RECORD LIST:
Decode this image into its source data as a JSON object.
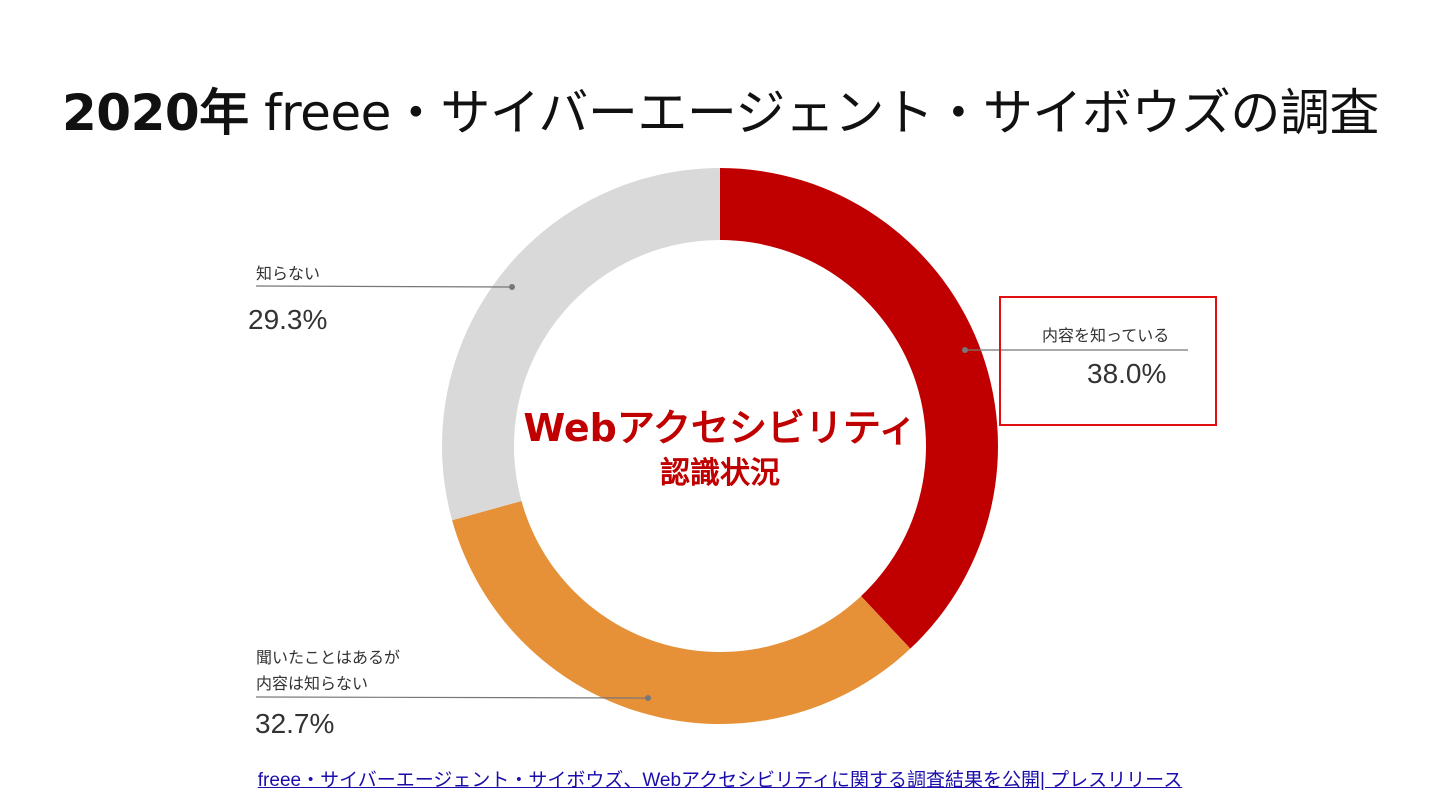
{
  "title": {
    "year": "2020年",
    "rest": " freee・サイバーエージェント・サイボウズの調査"
  },
  "center": {
    "line1": "Webアクセシビリティ",
    "line2": "認識状況"
  },
  "source_link": "freee・サイバーエージェント・サイボウズ、Webアクセシビリティに関する調査結果を公開| プレスリリース",
  "colors": {
    "aware": "#c00000",
    "heard": "#e69138",
    "unaware": "#d9d9d9",
    "highlight": "#e01010"
  },
  "chart_data": {
    "type": "pie",
    "donut": true,
    "start_angle_deg": 0,
    "direction": "clockwise",
    "slices": [
      {
        "name": "内容を知っている",
        "value": 38.0,
        "label": "38.0%",
        "color": "#c00000"
      },
      {
        "name": "聞いたことはあるが内容は知らない",
        "value": 32.7,
        "label": "32.7%",
        "color": "#e69138"
      },
      {
        "name": "知らない",
        "value": 29.3,
        "label": "29.3%",
        "color": "#d9d9d9"
      }
    ],
    "labels": {
      "aware": {
        "lines": [
          "内容を知っている"
        ],
        "pct": "38.0%"
      },
      "heard": {
        "lines": [
          "聞いたことはあるが",
          "内容は知らない"
        ],
        "pct": "32.7%"
      },
      "unaware": {
        "lines": [
          "知らない"
        ],
        "pct": "29.3%"
      }
    }
  }
}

BRIEF:
Pictures in the records above are left out; print everything else exactly as written.

OUTPUT FOR THIS TASK:
Decode this image into its source data as a JSON object.
{
  "title": {
    "year": "2020年",
    "rest": " freee・サイバーエージェント・サイボウズの調査"
  },
  "center": {
    "line1": "Webアクセシビリティ",
    "line2": "認識状況"
  },
  "source_link": "freee・サイバーエージェント・サイボウズ、Webアクセシビリティに関する調査結果を公開| プレスリリース",
  "colors": {
    "aware": "#c00000",
    "heard": "#e69138",
    "unaware": "#d9d9d9",
    "highlight": "#e01010"
  },
  "chart_data": {
    "type": "pie",
    "donut": true,
    "start_angle_deg": 0,
    "direction": "clockwise",
    "slices": [
      {
        "name": "内容を知っている",
        "value": 38.0,
        "label": "38.0%",
        "color": "#c00000"
      },
      {
        "name": "聞いたことはあるが内容は知らない",
        "value": 32.7,
        "label": "32.7%",
        "color": "#e69138"
      },
      {
        "name": "知らない",
        "value": 29.3,
        "label": "29.3%",
        "color": "#d9d9d9"
      }
    ],
    "labels": {
      "aware": {
        "lines": [
          "内容を知っている"
        ],
        "pct": "38.0%"
      },
      "heard": {
        "lines": [
          "聞いたことはあるが",
          "内容は知らない"
        ],
        "pct": "32.7%"
      },
      "unaware": {
        "lines": [
          "知らない"
        ],
        "pct": "29.3%"
      }
    }
  }
}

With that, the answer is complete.